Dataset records
::::::

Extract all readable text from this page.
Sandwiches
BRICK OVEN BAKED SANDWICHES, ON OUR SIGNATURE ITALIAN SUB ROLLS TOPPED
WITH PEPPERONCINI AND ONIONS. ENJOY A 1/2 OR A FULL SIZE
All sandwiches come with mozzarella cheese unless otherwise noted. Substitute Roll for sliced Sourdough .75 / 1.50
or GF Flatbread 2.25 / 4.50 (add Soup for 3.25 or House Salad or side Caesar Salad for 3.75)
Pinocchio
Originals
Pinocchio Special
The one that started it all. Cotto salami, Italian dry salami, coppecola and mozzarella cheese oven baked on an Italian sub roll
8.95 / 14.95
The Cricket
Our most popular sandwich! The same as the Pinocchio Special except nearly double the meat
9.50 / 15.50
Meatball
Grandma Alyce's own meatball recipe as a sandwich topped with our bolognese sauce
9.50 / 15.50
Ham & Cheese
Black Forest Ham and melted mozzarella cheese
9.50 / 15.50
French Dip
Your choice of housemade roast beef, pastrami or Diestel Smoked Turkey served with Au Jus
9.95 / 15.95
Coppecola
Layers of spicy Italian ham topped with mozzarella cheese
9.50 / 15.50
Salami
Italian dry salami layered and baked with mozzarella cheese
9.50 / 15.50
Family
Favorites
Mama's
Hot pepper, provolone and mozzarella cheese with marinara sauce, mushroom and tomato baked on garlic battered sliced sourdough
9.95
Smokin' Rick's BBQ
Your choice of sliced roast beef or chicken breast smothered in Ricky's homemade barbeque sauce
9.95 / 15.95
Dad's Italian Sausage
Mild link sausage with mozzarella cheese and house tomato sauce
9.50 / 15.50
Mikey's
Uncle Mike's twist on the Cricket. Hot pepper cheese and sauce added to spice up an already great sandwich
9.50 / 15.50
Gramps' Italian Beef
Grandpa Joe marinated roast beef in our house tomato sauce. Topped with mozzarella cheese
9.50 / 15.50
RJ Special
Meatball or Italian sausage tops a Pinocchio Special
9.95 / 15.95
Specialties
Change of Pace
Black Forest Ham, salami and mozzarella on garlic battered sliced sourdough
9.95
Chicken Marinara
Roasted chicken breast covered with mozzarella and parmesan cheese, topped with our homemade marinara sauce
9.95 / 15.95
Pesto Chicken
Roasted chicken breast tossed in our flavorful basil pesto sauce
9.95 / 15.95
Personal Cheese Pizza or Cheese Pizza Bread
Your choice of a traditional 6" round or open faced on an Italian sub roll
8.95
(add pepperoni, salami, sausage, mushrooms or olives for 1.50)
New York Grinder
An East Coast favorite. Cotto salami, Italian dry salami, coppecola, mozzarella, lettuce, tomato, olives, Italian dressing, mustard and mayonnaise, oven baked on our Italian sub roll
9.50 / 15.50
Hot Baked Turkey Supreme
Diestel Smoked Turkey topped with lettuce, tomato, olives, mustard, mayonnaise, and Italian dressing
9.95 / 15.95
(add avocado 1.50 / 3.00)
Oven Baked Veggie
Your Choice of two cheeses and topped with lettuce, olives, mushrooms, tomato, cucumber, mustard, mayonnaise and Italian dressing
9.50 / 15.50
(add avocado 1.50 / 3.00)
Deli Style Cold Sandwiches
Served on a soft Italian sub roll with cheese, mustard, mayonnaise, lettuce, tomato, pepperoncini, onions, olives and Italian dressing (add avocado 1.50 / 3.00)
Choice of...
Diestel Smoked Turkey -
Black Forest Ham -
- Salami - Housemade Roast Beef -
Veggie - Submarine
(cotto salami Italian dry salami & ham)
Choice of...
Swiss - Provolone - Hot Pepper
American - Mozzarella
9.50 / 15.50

::::::

### Task statement
Your task is to repeat every line exactly.

### Task response
Extract all readable text from this page.
Sandwiches
BRICK OVEN BAKED SANDWICHES, ON OUR SIGNATURE ITALIAN SUB ROLLS TOPPED
WITH PEPPERONCINI AND ONIONS. ENJOY A 1/2 OR A FULL SIZE
All sandwiches come with mozzarella cheese unless otherwise noted. Substitute Roll for sliced Sourdough .75 / 1.50
or GF Flatbread 2.25 / 4.50 (add Soup for 3.25 or House Salad or side Caesar Salad for 3.75)
Pinocchio
Originals
Pinocchio Special
The one that started it all. Cotto salami, Italian dry salami, coppecola and mozzarella cheese oven baked on an Italian sub roll
8.95 / 14.95
The Cricket
Our most popular sandwich! The same as the Pinocchio Special except nearly double the meat
9.50 / 15.50
Meatball
Grandma Alyce's own meatball recipe as a sandwich topped with our bolognese sauce
9.50 / 15.50
Ham & Cheese
Black Forest Ham and melted mozzarella cheese
9.50 / 15.50
French Dip
Your choice of housemade roast beef, pastrami or Diestel Smoked Turkey served with Au Jus
9.95 / 15.95
Coppecola
Layers of spicy Italian ham topped with mozzarella cheese
9.50 / 15.50
Salami
Italian dry salami layered and baked with mozzarella cheese
9.50 / 15.50
Family
Favorites
Mama's
Hot pepper, provolone and mozzarella cheese with marinara sauce, mushroom and tomato baked on garlic battered sliced sourdough
9.95
Smokin' Rick's BBQ
Your choice of sliced roast beef or chicken breast smothered in Ricky's homemade barbeque sauce
9.95 / 15.95
Dad's Italian Sausage
Mild link sausage with mozzarella cheese and house tomato sauce
9.50 / 15.50
Mikey's
Uncle Mike's twist on the Cricket. Hot pepper cheese and sauce added to spice up an already great sandwich
9.50 / 15.50
Gramps' Italian Beef
Grandpa Joe marinated roast beef in our house tomato sauce. Topped with mozzarella cheese
9.50 / 15.50
RJ Special
Meatball or Italian sausage tops a Pinocchio Special
9.95 / 15.95
Specialties
Change of Pace
Black Forest Ham, salami and mozzarella on garlic battered sliced sourdough
9.95
Chicken Marinara
Roasted chicken breast covered with mozzarella and parmesan cheese, topped with our homemade marinara sauce
9.95 / 15.95
Pesto Chicken
Roasted chicken breast tossed in our flavorful basil pesto sauce
9.95 / 15.95
Personal Cheese Pizza or Cheese Pizza Bread
Your choice of a traditional 6" round or open faced on an Italian sub roll
8.95
(add pepperoni, salami, sausage, mushrooms or olives for 1.50)
New York Grinder
An East Coast favorite. Cotto salami, Italian dry salami, coppecola, mozzarella, lettuce, tomato, olives, Italian dressing, mustard and mayonnaise, oven baked on our Italian sub roll
9.50 / 15.50
Hot Baked Turkey Supreme
Diestel Smoked Turkey topped with lettuce, tomato, olives, mustard, mayonnaise, and Italian dressing
9.95 / 15.95
(add avocado 1.50 / 3.00)
Oven Baked Veggie
Your Choice of two cheeses and topped with lettuce, olives, mushrooms, tomato, cucumber, mustard, mayonnaise and Italian dressing
9.50 / 15.50
(add avocado 1.50 / 3.00)
Deli Style Cold Sandwiches
Served on a soft Italian sub roll with cheese, mustard, mayonnaise, lettuce, tomato, pepperoncini, onions, olives and Italian dressing (add avocado 1.50 / 3.00)
Choice of...
Diestel Smoked Turkey -
Black Forest Ham -
- Salami - Housemade Roast Beef -
Veggie - Submarine
(cotto salami Italian dry salami & ham)
Choice of...
Swiss - Provolone - Hot Pepper
American - Mozzarella
9.50 / 15.50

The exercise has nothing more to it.